## Problem details
Search the data below for the word "Bollywood" and copy each line that holds it.

## Recorded information
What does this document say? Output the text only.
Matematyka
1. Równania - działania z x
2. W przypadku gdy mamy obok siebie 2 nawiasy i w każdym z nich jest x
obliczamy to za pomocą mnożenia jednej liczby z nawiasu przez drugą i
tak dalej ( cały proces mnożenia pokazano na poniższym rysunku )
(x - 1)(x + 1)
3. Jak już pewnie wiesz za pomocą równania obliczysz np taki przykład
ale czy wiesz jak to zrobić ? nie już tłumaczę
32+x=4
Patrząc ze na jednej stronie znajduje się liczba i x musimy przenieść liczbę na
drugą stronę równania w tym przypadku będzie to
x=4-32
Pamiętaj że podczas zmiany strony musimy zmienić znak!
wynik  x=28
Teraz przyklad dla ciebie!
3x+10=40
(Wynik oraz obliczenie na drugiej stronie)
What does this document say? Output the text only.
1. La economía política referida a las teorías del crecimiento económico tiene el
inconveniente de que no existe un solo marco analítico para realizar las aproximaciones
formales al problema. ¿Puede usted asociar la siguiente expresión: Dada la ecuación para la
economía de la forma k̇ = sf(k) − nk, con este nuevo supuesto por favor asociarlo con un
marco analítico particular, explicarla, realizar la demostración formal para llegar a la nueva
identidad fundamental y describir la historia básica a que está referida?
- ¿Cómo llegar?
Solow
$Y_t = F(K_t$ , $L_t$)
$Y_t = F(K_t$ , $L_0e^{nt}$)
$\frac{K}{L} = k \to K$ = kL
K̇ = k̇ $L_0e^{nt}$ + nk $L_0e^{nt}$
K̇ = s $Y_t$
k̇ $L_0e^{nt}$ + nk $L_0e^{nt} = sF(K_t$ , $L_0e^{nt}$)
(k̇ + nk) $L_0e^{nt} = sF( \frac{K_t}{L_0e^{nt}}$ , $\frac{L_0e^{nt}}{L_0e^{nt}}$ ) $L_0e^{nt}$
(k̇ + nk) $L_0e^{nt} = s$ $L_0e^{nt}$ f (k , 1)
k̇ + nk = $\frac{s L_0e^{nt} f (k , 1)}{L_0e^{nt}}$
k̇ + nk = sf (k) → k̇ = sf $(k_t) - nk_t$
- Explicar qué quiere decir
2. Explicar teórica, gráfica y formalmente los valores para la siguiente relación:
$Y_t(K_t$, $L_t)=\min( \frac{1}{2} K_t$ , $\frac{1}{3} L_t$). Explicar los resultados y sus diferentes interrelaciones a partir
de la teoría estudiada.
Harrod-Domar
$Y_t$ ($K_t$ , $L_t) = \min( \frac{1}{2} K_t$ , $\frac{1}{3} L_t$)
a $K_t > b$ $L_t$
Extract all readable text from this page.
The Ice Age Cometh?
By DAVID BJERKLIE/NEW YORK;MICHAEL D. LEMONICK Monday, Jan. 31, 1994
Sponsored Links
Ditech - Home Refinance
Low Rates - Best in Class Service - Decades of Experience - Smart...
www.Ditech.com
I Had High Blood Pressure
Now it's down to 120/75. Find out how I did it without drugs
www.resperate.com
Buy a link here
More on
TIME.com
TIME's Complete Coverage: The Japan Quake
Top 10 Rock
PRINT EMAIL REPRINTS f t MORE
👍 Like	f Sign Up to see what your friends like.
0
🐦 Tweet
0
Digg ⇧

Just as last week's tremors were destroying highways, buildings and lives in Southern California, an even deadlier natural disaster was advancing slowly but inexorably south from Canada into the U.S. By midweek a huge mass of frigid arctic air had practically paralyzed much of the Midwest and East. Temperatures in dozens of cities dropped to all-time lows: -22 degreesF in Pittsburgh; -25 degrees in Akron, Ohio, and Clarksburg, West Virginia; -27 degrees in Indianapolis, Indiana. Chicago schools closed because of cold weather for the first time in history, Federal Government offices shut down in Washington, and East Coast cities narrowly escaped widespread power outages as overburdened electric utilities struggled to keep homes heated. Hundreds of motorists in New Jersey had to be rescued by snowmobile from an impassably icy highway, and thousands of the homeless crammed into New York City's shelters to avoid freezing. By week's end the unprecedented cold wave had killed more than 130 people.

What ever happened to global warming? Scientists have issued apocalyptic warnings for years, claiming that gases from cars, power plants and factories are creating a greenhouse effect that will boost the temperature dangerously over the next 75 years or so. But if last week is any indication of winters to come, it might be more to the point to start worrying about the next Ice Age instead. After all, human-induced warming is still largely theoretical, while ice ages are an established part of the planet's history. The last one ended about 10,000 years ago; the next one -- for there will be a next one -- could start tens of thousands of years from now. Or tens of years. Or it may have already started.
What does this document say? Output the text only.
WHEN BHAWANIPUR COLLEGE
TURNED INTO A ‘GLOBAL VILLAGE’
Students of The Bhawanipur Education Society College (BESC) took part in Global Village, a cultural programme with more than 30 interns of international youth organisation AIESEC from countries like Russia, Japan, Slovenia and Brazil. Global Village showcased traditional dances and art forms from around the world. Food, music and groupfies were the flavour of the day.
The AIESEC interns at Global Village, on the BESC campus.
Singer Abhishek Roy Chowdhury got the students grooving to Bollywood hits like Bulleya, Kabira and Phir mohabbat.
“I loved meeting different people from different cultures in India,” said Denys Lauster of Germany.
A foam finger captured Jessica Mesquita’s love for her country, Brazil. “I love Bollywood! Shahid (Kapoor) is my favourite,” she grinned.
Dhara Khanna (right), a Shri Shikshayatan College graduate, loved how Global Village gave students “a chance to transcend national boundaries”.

## Final answer
Singer Abhishek Roy Chowdhury got the students grooving to Bollywood hits like Bulleya, Kabira and Phir mohabbat.
A foam finger captured Jessica Mesquita’s love for her country, Brazil. “I love Bollywood! Shahid (Kapoor) is my favourite,” she grinned.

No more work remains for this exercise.